■ Exercise
Transcribe the records below exactly as they appear, omitting any pictures.

##### Listed entries

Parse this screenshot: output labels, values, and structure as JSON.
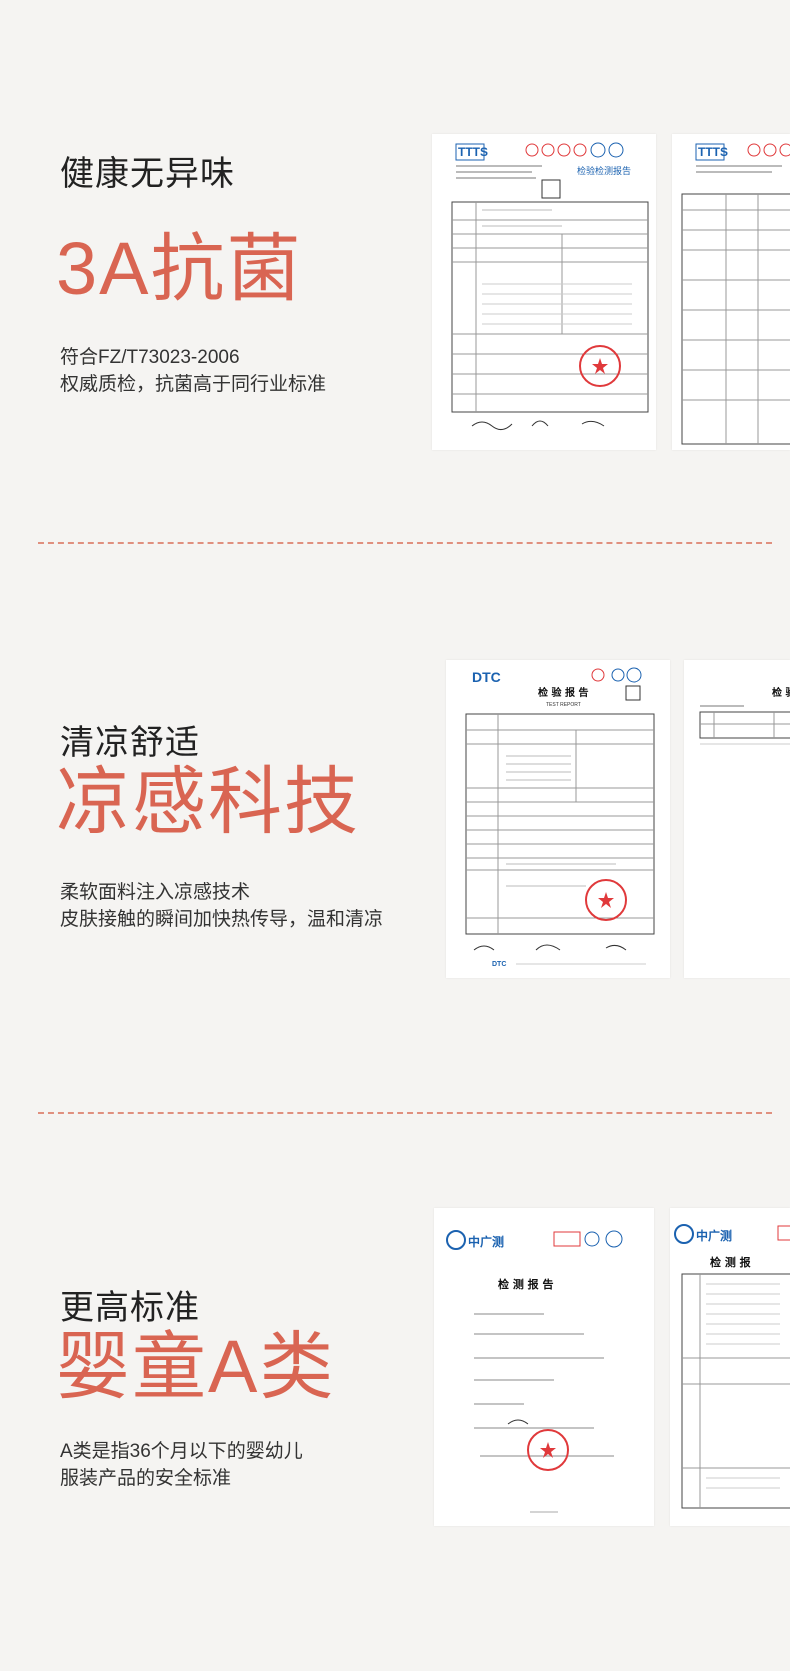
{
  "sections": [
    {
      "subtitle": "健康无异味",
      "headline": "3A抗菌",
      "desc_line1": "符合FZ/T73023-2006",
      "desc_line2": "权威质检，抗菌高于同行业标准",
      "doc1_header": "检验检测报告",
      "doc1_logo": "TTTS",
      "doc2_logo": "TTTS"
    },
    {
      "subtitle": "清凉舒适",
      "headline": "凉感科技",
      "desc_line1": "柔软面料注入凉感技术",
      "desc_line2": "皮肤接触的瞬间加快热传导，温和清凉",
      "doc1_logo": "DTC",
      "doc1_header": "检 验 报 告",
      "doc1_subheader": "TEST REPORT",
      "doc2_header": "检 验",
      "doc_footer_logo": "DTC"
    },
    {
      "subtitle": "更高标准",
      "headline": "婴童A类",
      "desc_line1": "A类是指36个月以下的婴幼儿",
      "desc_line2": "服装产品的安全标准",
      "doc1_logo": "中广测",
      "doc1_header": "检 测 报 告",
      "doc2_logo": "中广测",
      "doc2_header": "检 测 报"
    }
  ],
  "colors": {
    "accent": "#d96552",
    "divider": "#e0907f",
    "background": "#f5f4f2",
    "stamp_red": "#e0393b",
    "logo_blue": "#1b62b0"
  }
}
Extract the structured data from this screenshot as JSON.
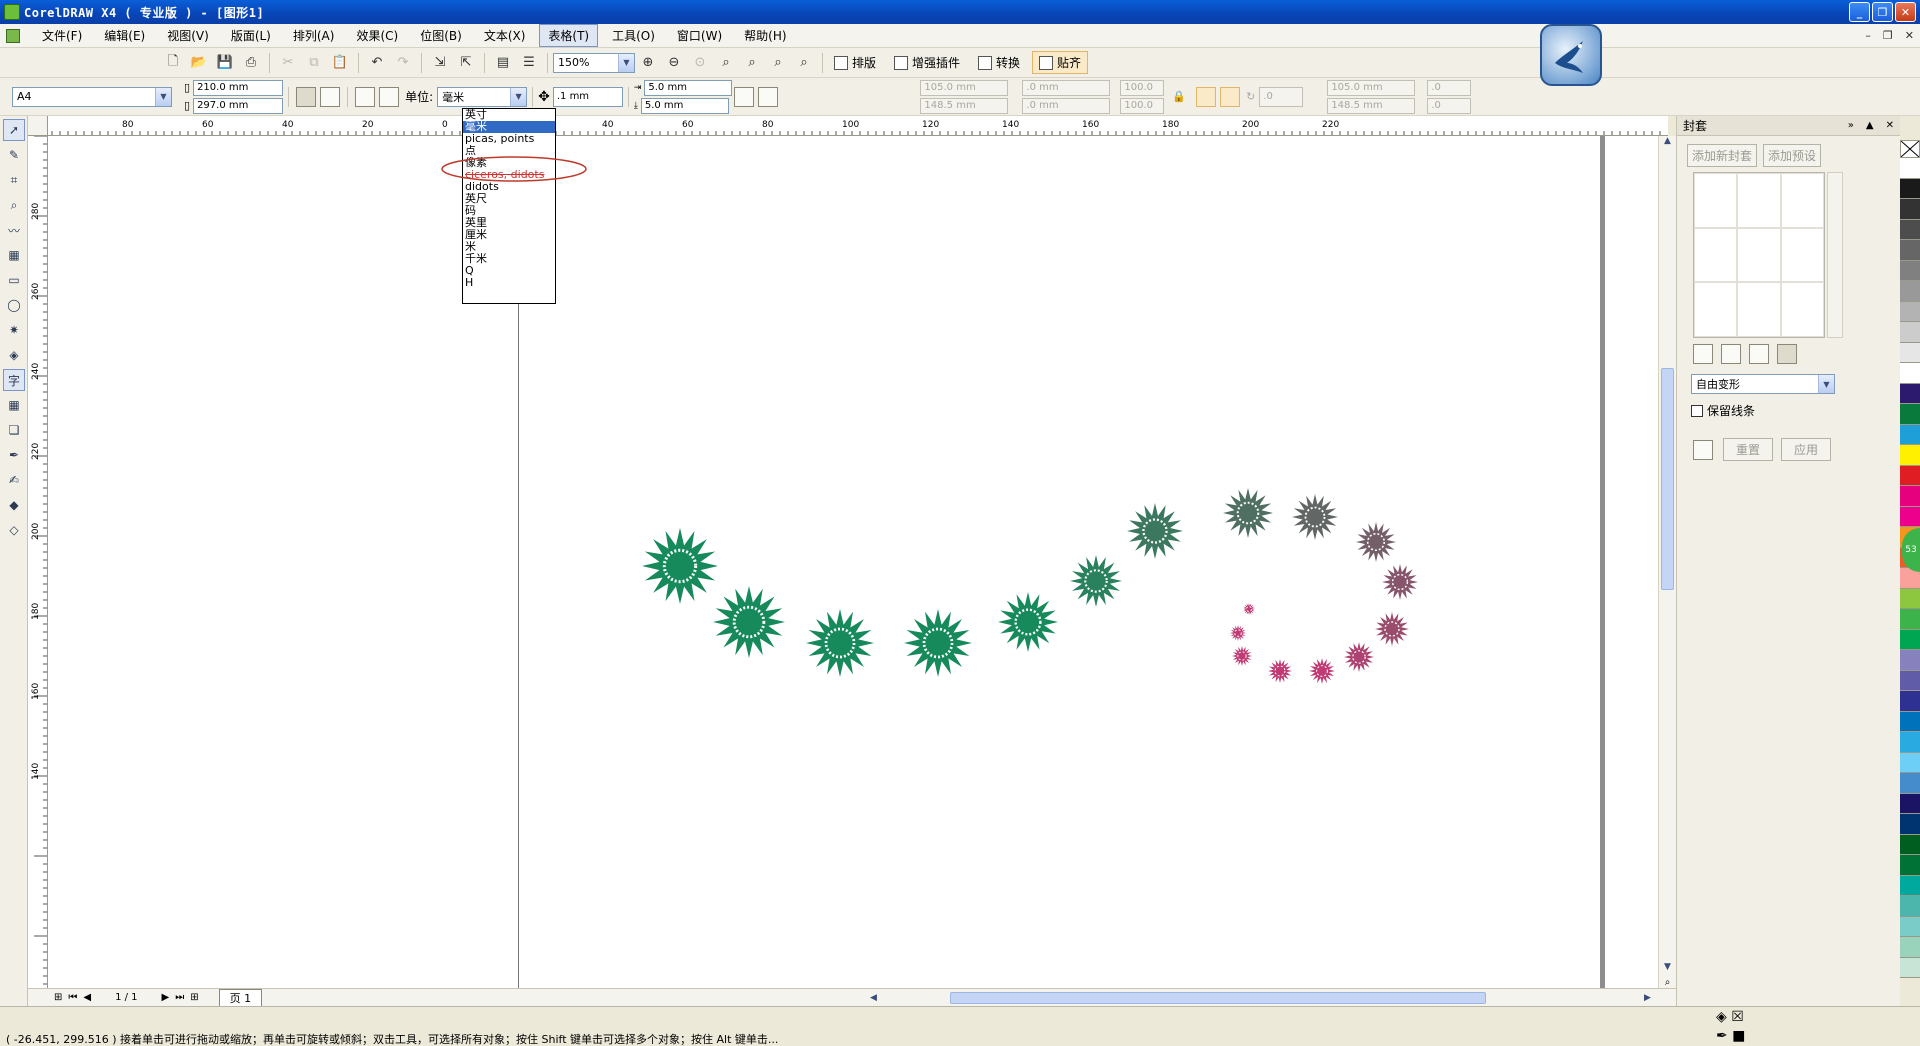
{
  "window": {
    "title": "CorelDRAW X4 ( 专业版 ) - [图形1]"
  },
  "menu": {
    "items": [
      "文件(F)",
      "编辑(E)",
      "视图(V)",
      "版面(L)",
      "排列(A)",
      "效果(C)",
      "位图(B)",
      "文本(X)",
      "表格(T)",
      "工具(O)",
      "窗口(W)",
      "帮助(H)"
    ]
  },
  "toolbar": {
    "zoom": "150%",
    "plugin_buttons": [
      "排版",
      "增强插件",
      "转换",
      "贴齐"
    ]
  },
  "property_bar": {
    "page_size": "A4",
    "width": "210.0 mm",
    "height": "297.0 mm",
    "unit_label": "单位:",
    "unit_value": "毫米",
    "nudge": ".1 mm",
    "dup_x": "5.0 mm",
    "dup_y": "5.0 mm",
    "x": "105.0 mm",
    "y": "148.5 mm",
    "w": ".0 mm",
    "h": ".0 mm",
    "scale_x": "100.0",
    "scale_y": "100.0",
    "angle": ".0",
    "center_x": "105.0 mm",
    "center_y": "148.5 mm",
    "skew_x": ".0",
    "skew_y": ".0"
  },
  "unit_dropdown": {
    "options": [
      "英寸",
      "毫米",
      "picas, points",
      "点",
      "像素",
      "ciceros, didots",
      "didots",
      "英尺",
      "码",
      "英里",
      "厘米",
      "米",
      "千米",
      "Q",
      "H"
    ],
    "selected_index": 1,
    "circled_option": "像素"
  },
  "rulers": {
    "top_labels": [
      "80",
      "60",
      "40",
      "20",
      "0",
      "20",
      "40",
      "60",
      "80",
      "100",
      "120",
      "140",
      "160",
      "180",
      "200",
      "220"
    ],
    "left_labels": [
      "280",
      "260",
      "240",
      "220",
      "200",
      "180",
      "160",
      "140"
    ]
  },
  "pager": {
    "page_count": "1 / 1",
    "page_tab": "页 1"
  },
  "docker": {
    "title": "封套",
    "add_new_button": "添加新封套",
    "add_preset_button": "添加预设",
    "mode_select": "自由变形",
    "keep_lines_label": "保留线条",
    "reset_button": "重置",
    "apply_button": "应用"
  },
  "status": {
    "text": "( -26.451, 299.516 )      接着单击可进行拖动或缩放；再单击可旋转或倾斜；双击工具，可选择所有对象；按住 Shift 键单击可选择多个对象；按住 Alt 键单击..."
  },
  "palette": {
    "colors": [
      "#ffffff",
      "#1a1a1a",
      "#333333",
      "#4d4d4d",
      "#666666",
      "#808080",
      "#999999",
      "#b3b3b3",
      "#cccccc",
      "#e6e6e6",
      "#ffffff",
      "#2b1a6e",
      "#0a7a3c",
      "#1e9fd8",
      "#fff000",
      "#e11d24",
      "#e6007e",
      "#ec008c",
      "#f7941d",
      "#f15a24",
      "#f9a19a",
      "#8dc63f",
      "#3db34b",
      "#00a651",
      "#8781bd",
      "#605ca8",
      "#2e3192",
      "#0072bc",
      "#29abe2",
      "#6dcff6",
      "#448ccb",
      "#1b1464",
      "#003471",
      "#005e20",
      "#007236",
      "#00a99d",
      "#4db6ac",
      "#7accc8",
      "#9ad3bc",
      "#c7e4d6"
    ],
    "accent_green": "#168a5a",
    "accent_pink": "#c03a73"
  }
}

##########

■ Correct result
Parse this screenshot: output labels, values, and structure as JSON.
{
  "sections": [
    {
      "subtitle": "健康无异味",
      "headline": "3A抗菌",
      "desc_line1": "符合FZ/T73023-2006",
      "desc_line2": "权威质检，抗菌高于同行业标准",
      "doc1_header": "检验检测报告",
      "doc1_logo": "TTTS",
      "doc2_logo": "TTTS"
    },
    {
      "subtitle": "清凉舒适",
      "headline": "凉感科技",
      "desc_line1": "柔软面料注入凉感技术",
      "desc_line2": "皮肤接触的瞬间加快热传导，温和清凉",
      "doc1_logo": "DTC",
      "doc1_header": "检 验 报 告",
      "doc1_subheader": "TEST REPORT",
      "doc2_header": "检 验",
      "doc_footer_logo": "DTC"
    },
    {
      "subtitle": "更高标准",
      "headline": "婴童A类",
      "desc_line1": "A类是指36个月以下的婴幼儿",
      "desc_line2": "服装产品的安全标准",
      "doc1_logo": "中广测",
      "doc1_header": "检 测 报 告",
      "doc2_logo": "中广测",
      "doc2_header": "检 测 报"
    }
  ],
  "colors": {
    "accent": "#d96552",
    "divider": "#e0907f",
    "background": "#f5f4f2",
    "stamp_red": "#e0393b",
    "logo_blue": "#1b62b0"
  }
}
Extract the structured data from this screenshot as JSON.
{
  "window": {
    "title": "CorelDRAW X4 ( 专业版 ) - [图形1]"
  },
  "menu": {
    "items": [
      "文件(F)",
      "编辑(E)",
      "视图(V)",
      "版面(L)",
      "排列(A)",
      "效果(C)",
      "位图(B)",
      "文本(X)",
      "表格(T)",
      "工具(O)",
      "窗口(W)",
      "帮助(H)"
    ]
  },
  "toolbar": {
    "zoom": "150%",
    "plugin_buttons": [
      "排版",
      "增强插件",
      "转换",
      "贴齐"
    ]
  },
  "property_bar": {
    "page_size": "A4",
    "width": "210.0 mm",
    "height": "297.0 mm",
    "unit_label": "单位:",
    "unit_value": "毫米",
    "nudge": ".1 mm",
    "dup_x": "5.0 mm",
    "dup_y": "5.0 mm",
    "x": "105.0 mm",
    "y": "148.5 mm",
    "w": ".0 mm",
    "h": ".0 mm",
    "scale_x": "100.0",
    "scale_y": "100.0",
    "angle": ".0",
    "center_x": "105.0 mm",
    "center_y": "148.5 mm",
    "skew_x": ".0",
    "skew_y": ".0"
  },
  "unit_dropdown": {
    "options": [
      "英寸",
      "毫米",
      "picas, points",
      "点",
      "像素",
      "ciceros, didots",
      "didots",
      "英尺",
      "码",
      "英里",
      "厘米",
      "米",
      "千米",
      "Q",
      "H"
    ],
    "selected_index": 1,
    "circled_option": "像素"
  },
  "rulers": {
    "top_labels": [
      "80",
      "60",
      "40",
      "20",
      "0",
      "20",
      "40",
      "60",
      "80",
      "100",
      "120",
      "140",
      "160",
      "180",
      "200",
      "220"
    ],
    "left_labels": [
      "280",
      "260",
      "240",
      "220",
      "200",
      "180",
      "160",
      "140"
    ]
  },
  "pager": {
    "page_count": "1 / 1",
    "page_tab": "页 1"
  },
  "docker": {
    "title": "封套",
    "add_new_button": "添加新封套",
    "add_preset_button": "添加预设",
    "mode_select": "自由变形",
    "keep_lines_label": "保留线条",
    "reset_button": "重置",
    "apply_button": "应用"
  },
  "status": {
    "text": "( -26.451, 299.516 )      接着单击可进行拖动或缩放；再单击可旋转或倾斜；双击工具，可选择所有对象；按住 Shift 键单击可选择多个对象；按住 Alt 键单击..."
  },
  "palette": {
    "colors": [
      "#ffffff",
      "#1a1a1a",
      "#333333",
      "#4d4d4d",
      "#666666",
      "#808080",
      "#999999",
      "#b3b3b3",
      "#cccccc",
      "#e6e6e6",
      "#ffffff",
      "#2b1a6e",
      "#0a7a3c",
      "#1e9fd8",
      "#fff000",
      "#e11d24",
      "#e6007e",
      "#ec008c",
      "#f7941d",
      "#f15a24",
      "#f9a19a",
      "#8dc63f",
      "#3db34b",
      "#00a651",
      "#8781bd",
      "#605ca8",
      "#2e3192",
      "#0072bc",
      "#29abe2",
      "#6dcff6",
      "#448ccb",
      "#1b1464",
      "#003471",
      "#005e20",
      "#007236",
      "#00a99d",
      "#4db6ac",
      "#7accc8",
      "#9ad3bc",
      "#c7e4d6"
    ],
    "accent_green": "#168a5a",
    "accent_pink": "#c03a73"
  }
}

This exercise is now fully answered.